To be done> Gather, from the data below, each line in which the word "alambre" occurs.

Record list>
┄┄┄┄┄┄┄┄┄┄

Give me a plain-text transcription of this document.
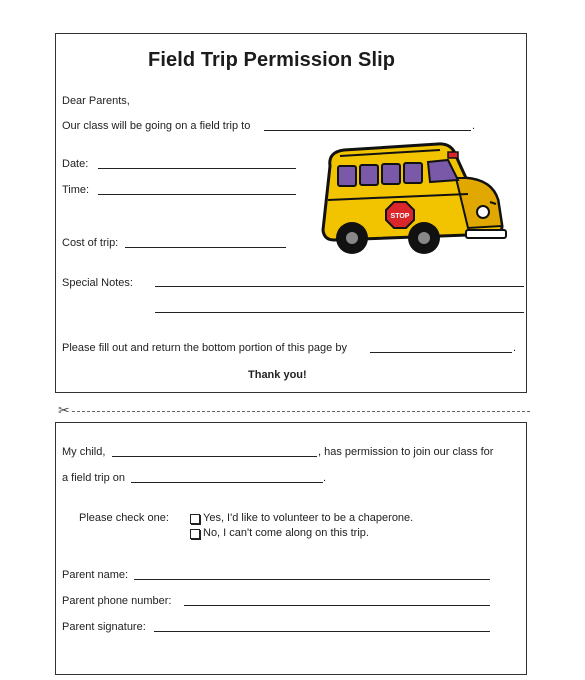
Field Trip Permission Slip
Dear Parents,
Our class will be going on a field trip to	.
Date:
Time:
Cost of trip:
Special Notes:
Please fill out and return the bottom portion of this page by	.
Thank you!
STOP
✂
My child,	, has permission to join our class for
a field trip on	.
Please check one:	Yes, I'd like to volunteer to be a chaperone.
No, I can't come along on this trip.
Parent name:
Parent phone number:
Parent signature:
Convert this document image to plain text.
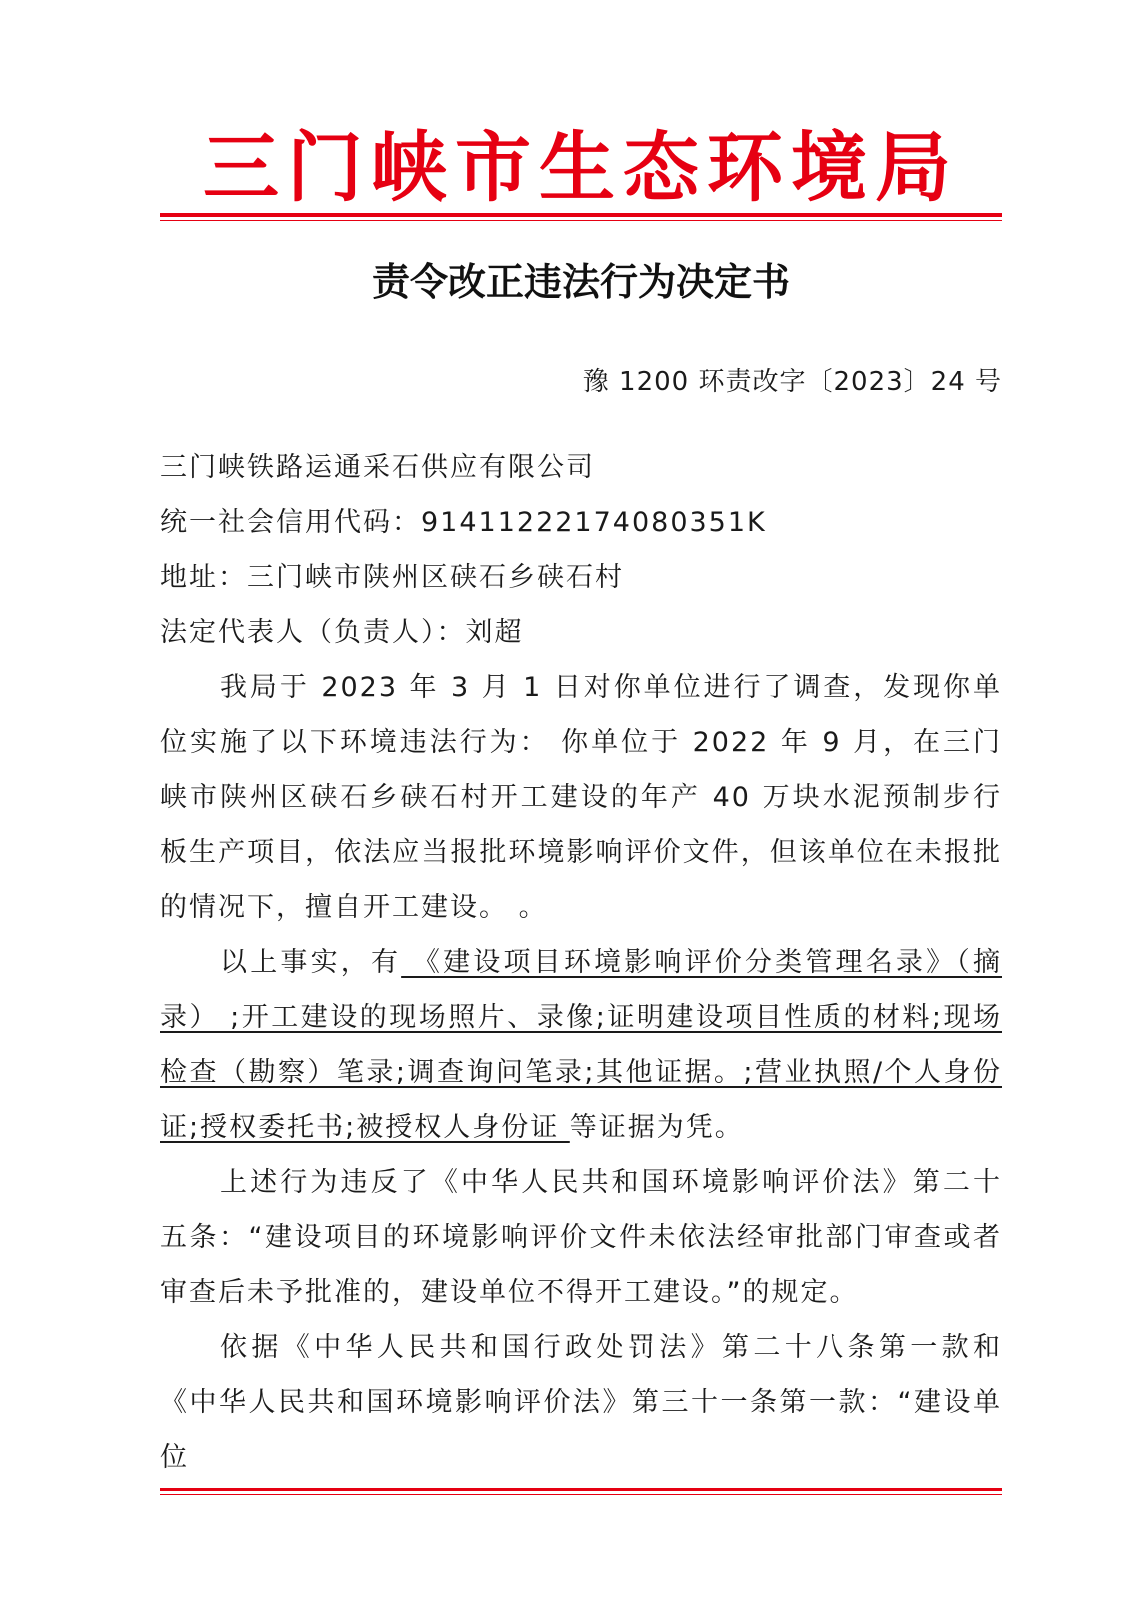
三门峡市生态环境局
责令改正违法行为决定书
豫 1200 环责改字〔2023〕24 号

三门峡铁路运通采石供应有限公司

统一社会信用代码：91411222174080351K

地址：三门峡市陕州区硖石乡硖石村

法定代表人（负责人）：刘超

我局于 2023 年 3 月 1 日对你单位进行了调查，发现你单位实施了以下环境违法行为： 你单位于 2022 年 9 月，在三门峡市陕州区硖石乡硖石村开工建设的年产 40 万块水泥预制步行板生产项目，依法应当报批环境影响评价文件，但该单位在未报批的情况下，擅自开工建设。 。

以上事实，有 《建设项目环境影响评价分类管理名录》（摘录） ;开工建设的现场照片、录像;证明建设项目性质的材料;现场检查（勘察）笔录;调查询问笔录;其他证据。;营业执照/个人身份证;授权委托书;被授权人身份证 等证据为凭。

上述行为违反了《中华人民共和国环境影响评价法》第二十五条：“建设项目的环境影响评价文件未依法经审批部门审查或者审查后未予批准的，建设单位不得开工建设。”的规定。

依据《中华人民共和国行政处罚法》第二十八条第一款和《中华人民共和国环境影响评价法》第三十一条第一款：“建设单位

┄┄┄┄┄┄┄┄┄┄

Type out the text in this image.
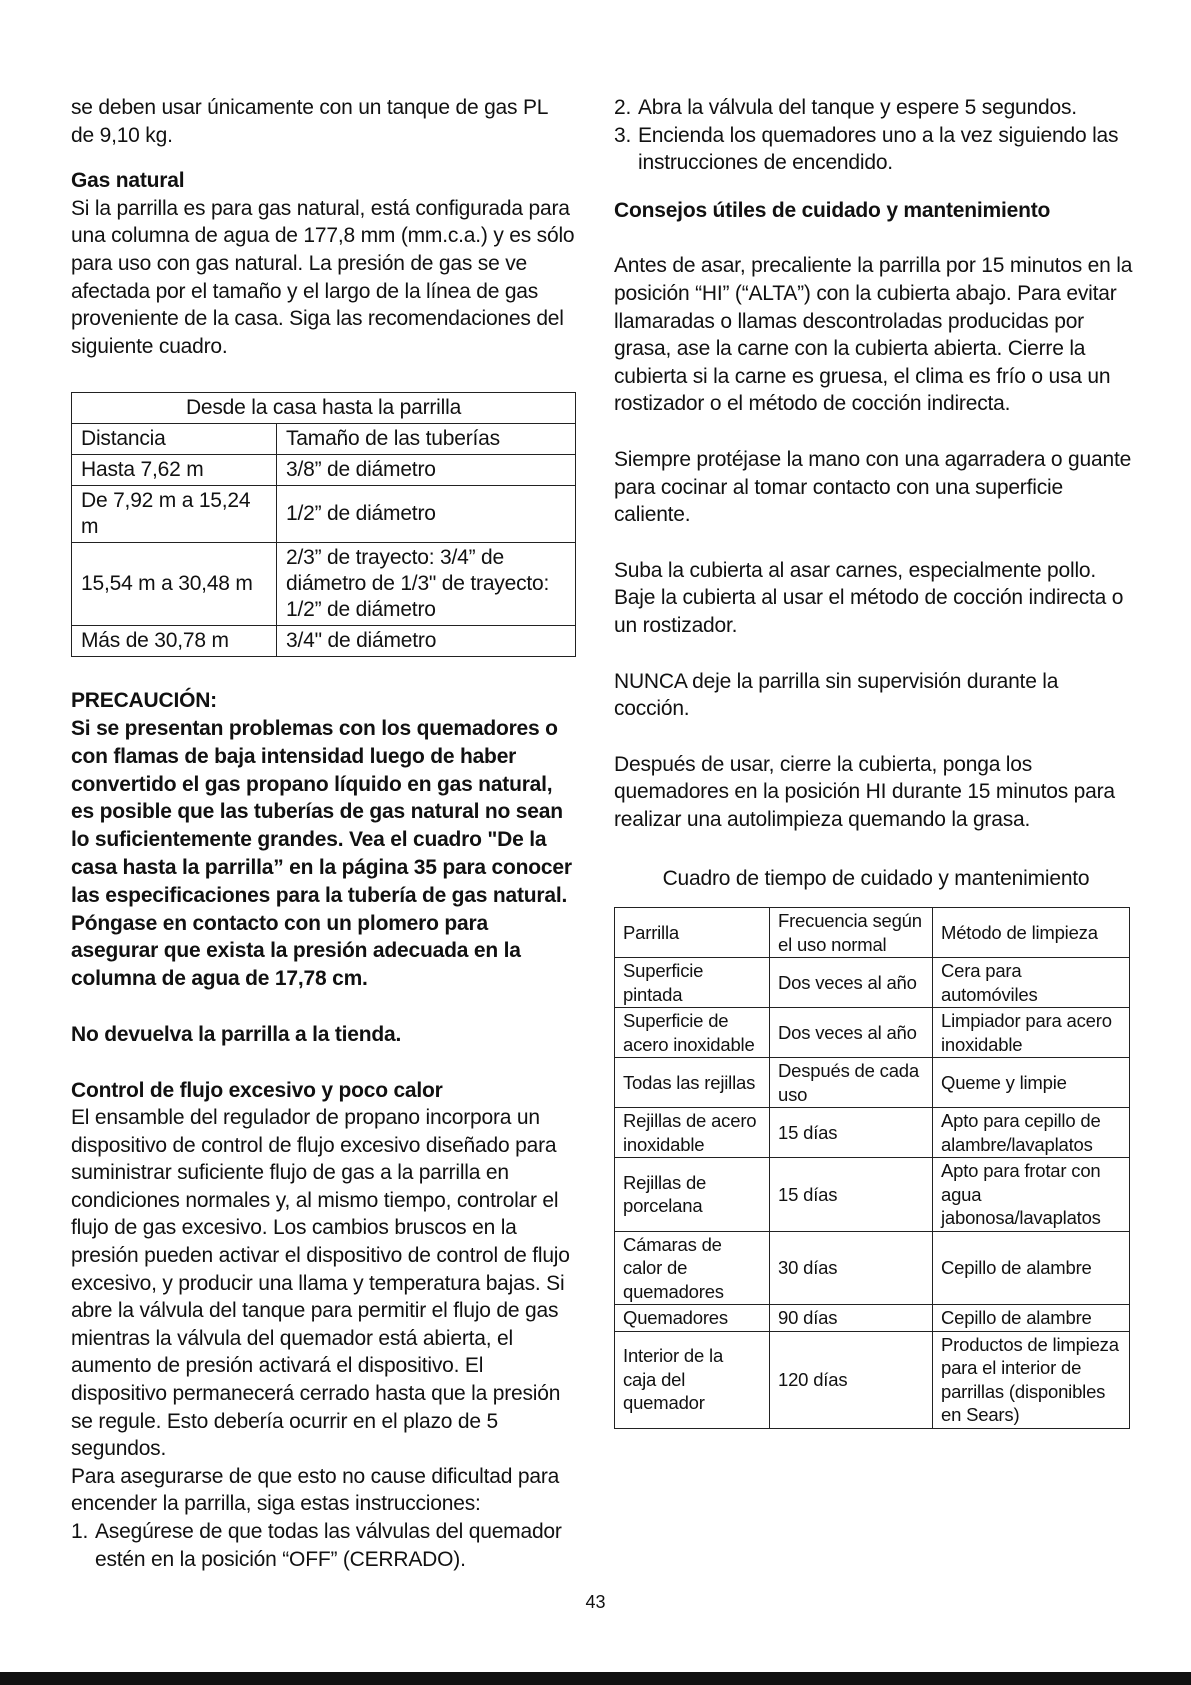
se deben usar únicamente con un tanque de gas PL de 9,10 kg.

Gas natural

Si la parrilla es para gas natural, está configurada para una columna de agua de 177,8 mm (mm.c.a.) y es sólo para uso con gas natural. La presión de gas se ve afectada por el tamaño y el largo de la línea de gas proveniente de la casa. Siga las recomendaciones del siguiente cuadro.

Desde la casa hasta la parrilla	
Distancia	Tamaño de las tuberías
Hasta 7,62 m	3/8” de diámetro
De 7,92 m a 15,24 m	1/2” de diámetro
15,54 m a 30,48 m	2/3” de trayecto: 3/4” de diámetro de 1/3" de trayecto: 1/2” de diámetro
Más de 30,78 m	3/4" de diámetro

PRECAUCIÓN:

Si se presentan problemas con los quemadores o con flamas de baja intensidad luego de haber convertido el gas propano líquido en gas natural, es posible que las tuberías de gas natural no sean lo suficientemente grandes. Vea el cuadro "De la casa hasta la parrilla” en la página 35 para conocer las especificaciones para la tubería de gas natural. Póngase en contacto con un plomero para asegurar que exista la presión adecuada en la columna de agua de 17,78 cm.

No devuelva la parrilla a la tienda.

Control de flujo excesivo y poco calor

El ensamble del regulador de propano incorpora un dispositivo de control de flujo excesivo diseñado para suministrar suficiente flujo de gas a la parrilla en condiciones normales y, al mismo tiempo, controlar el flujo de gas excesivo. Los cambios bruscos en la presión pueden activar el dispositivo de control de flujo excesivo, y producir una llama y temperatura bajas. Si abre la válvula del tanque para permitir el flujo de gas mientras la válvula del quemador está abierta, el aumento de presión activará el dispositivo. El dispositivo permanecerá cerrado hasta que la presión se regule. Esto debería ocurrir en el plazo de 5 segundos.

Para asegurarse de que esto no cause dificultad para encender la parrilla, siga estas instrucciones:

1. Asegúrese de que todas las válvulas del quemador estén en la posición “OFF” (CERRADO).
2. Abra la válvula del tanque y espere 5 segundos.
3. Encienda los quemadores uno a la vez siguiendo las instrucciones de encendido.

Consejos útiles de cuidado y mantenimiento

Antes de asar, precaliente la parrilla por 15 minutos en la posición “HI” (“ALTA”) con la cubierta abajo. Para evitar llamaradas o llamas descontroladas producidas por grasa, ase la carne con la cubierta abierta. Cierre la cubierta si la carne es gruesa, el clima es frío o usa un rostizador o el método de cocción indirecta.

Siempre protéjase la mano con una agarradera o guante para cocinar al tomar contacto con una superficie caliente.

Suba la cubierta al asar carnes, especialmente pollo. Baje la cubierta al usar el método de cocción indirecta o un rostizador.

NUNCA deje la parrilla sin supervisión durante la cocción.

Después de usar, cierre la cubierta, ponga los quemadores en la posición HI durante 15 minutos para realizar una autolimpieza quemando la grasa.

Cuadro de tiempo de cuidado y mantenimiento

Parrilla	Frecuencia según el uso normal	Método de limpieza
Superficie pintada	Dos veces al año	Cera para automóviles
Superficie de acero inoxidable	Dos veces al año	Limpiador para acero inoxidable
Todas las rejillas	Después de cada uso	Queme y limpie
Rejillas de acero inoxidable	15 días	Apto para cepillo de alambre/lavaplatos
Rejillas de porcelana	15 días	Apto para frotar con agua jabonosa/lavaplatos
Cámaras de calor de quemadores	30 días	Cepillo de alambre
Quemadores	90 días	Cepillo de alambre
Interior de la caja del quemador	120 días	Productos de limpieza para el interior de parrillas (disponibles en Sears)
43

┄┄┄┄┄┄┄┄┄┄

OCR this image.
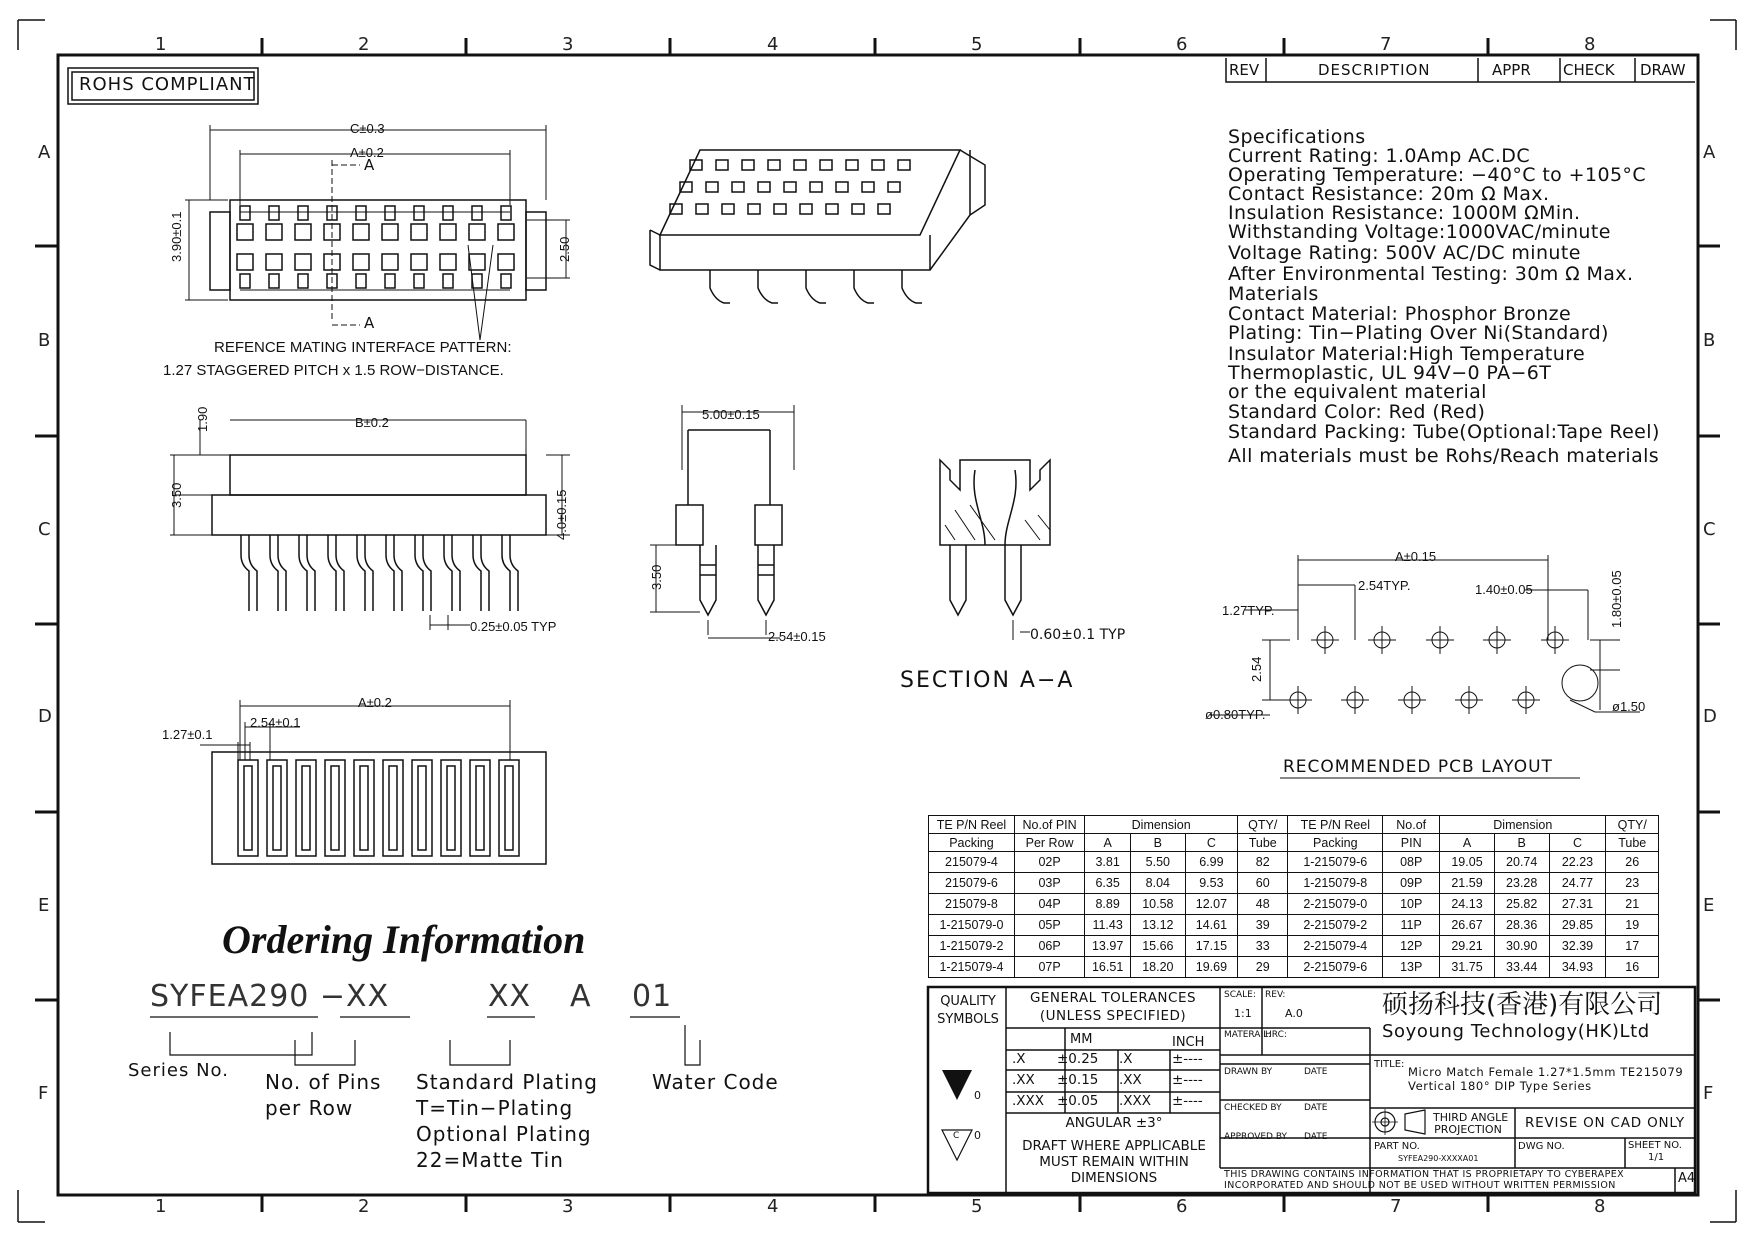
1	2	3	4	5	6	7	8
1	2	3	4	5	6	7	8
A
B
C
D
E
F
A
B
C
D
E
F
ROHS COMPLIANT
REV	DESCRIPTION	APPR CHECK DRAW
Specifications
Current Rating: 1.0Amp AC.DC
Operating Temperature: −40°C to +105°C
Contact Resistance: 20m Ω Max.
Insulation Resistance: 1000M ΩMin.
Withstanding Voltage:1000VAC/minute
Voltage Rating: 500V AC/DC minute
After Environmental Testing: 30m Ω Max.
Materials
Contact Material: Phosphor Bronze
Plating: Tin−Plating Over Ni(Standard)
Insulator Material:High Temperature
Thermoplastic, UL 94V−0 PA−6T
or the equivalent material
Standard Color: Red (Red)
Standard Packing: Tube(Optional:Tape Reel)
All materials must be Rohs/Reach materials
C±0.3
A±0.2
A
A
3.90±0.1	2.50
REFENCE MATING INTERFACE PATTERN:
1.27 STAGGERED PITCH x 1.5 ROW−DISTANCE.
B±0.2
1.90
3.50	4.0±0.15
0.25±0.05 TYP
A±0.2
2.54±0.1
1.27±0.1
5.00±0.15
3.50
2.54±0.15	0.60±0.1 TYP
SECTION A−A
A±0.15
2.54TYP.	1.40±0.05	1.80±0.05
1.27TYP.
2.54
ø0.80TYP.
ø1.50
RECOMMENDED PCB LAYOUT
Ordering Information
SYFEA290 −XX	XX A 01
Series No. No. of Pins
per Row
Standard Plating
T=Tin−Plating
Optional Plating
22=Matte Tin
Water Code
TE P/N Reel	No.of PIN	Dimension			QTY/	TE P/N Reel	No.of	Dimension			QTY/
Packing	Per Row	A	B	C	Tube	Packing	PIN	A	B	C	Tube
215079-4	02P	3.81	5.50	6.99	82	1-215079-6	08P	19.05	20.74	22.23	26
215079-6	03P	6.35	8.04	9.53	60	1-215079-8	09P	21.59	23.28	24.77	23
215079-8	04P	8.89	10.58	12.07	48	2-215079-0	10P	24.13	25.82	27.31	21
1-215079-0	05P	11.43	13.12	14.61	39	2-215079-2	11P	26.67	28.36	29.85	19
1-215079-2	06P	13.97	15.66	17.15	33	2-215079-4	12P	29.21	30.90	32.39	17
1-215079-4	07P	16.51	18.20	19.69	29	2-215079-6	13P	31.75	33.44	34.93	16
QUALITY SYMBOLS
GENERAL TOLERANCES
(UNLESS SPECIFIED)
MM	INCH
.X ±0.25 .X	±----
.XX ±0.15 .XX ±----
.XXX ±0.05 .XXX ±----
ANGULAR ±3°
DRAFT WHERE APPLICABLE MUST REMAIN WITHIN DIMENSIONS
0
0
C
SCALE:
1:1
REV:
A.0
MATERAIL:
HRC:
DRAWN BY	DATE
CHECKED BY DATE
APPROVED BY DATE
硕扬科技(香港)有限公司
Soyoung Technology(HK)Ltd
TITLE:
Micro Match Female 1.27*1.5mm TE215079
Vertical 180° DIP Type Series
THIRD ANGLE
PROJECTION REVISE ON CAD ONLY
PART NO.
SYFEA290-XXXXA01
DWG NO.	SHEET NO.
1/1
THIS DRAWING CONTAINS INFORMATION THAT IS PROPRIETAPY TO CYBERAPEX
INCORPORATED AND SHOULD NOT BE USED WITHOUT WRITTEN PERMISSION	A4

┄┄┄┄┄┄┄┄┄┄

Final answer>
Rejillas de acero inoxidable	15 días	Apto para cepillo de alambre/lavaplatos
Cámaras de calor de quemadores	30 días	Cepillo de alambre
Quemadores	90 días	Cepillo de alambre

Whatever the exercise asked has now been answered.